Transcribe every line exactly. Leave the pictures behind.

> [RECORDS FOR PROCESSING]:
● ● ●

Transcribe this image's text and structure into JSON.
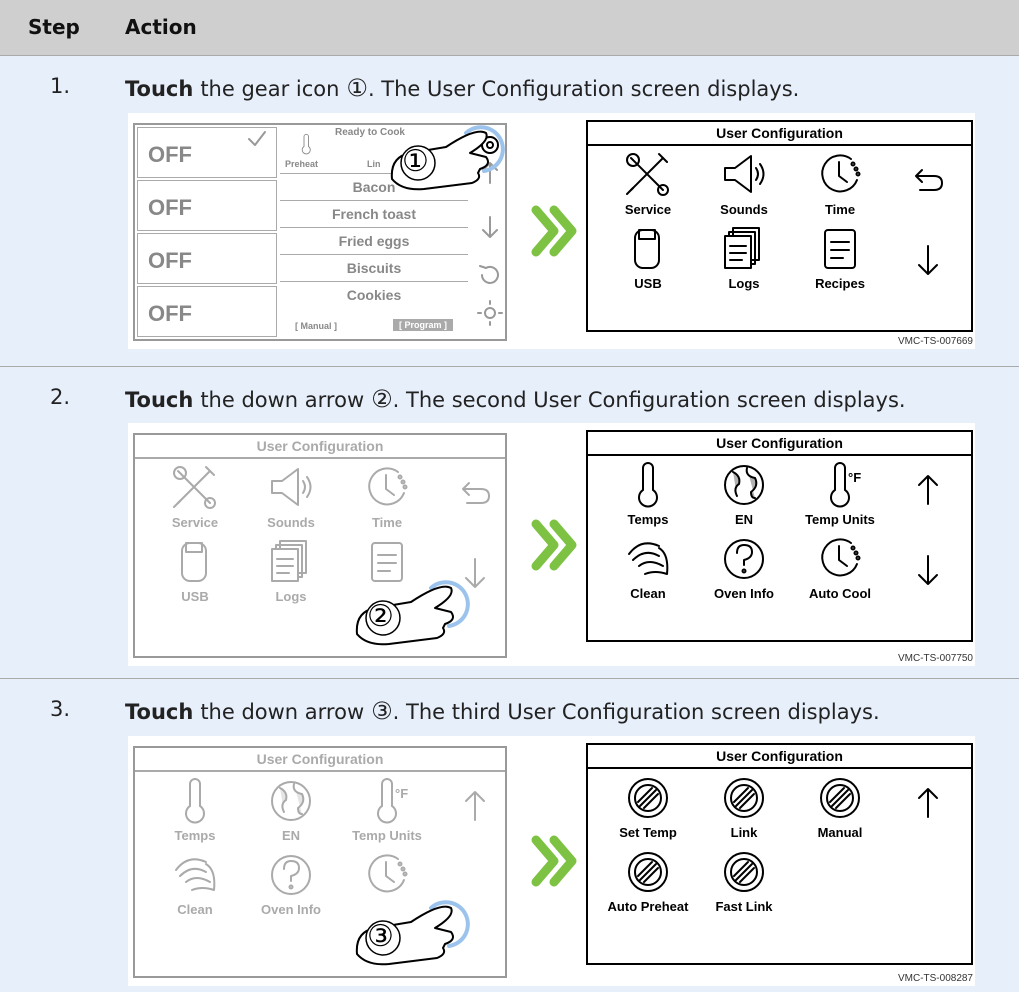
{
  "header": {
    "step": "Step",
    "action": "Action"
  },
  "rows": [
    {
      "step": "1.",
      "verb": "Touch",
      "text": "the gear icon",
      "marker": "①",
      "rest": ". The User Configuration screen displays.",
      "figure": {
        "left": {
          "states": [
            "OFF",
            "OFF",
            "OFF",
            "OFF"
          ],
          "status": "Ready to Cook",
          "modes": [
            "Preheat",
            "Lin"
          ],
          "menu": [
            "Bacon",
            "French toast",
            "Fried eggs",
            "Biscuits",
            "Cookies"
          ],
          "tabs": [
            "[ Manual ]",
            "[ Program ]"
          ],
          "hand": "①"
        },
        "right": {
          "title": "User Configuration",
          "items": [
            "Service",
            "Sounds",
            "Time",
            "USB",
            "Logs",
            "Recipes"
          ]
        },
        "id": "VMC-TS-007669"
      }
    },
    {
      "step": "2.",
      "verb": "Touch",
      "text": "the down arrow",
      "marker": "②",
      "rest": ". The second User Configuration screen displays.",
      "figure": {
        "left": {
          "title": "User Configuration",
          "items": [
            "Service",
            "Sounds",
            "Time",
            "USB",
            "Logs"
          ],
          "hand": "②"
        },
        "right": {
          "title": "User Configuration",
          "items": [
            "Temps",
            "EN",
            "Temp Units",
            "Clean",
            "Oven Info",
            "Auto Cool"
          ],
          "unit": "°F"
        },
        "id": "VMC-TS-007750"
      }
    },
    {
      "step": "3.",
      "verb": "Touch",
      "text": "the down arrow",
      "marker": "③",
      "rest": ". The third User Configuration screen displays.",
      "figure": {
        "left": {
          "title": "User Configuration",
          "items": [
            "Temps",
            "EN",
            "Temp Units",
            "Clean",
            "Oven Info"
          ],
          "unit": "°F",
          "hand": "③"
        },
        "right": {
          "title": "User Configuration",
          "items": [
            "Set Temp",
            "Link",
            "Manual",
            "Auto Preheat",
            "Fast Link"
          ]
        },
        "id": "VMC-TS-008287"
      }
    }
  ]
}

● ● ●

> [TASK SOLUTION]:
Transcribe this image's text and structure into JSON.
{
  "header": {
    "step": "Step",
    "action": "Action"
  },
  "rows": [
    {
      "step": "1.",
      "verb": "Touch",
      "text": "the gear icon",
      "marker": "①",
      "rest": ". The User Configuration screen displays.",
      "figure": {
        "left": {
          "states": [
            "OFF",
            "OFF",
            "OFF",
            "OFF"
          ],
          "status": "Ready to Cook",
          "modes": [
            "Preheat",
            "Lin"
          ],
          "menu": [
            "Bacon",
            "French toast",
            "Fried eggs",
            "Biscuits",
            "Cookies"
          ],
          "tabs": [
            "[ Manual ]",
            "[ Program ]"
          ],
          "hand": "①"
        },
        "right": {
          "title": "User Configuration",
          "items": [
            "Service",
            "Sounds",
            "Time",
            "USB",
            "Logs",
            "Recipes"
          ]
        },
        "id": "VMC-TS-007669"
      }
    },
    {
      "step": "2.",
      "verb": "Touch",
      "text": "the down arrow",
      "marker": "②",
      "rest": ". The second User Configuration screen displays.",
      "figure": {
        "left": {
          "title": "User Configuration",
          "items": [
            "Service",
            "Sounds",
            "Time",
            "USB",
            "Logs"
          ],
          "hand": "②"
        },
        "right": {
          "title": "User Configuration",
          "items": [
            "Temps",
            "EN",
            "Temp Units",
            "Clean",
            "Oven Info",
            "Auto Cool"
          ],
          "unit": "°F"
        },
        "id": "VMC-TS-007750"
      }
    },
    {
      "step": "3.",
      "verb": "Touch",
      "text": "the down arrow",
      "marker": "③",
      "rest": ". The third User Configuration screen displays.",
      "figure": {
        "left": {
          "title": "User Configuration",
          "items": [
            "Temps",
            "EN",
            "Temp Units",
            "Clean",
            "Oven Info"
          ],
          "unit": "°F",
          "hand": "③"
        },
        "right": {
          "title": "User Configuration",
          "items": [
            "Set Temp",
            "Link",
            "Manual",
            "Auto Preheat",
            "Fast Link"
          ]
        },
        "id": "VMC-TS-008287"
      }
    }
  ]
}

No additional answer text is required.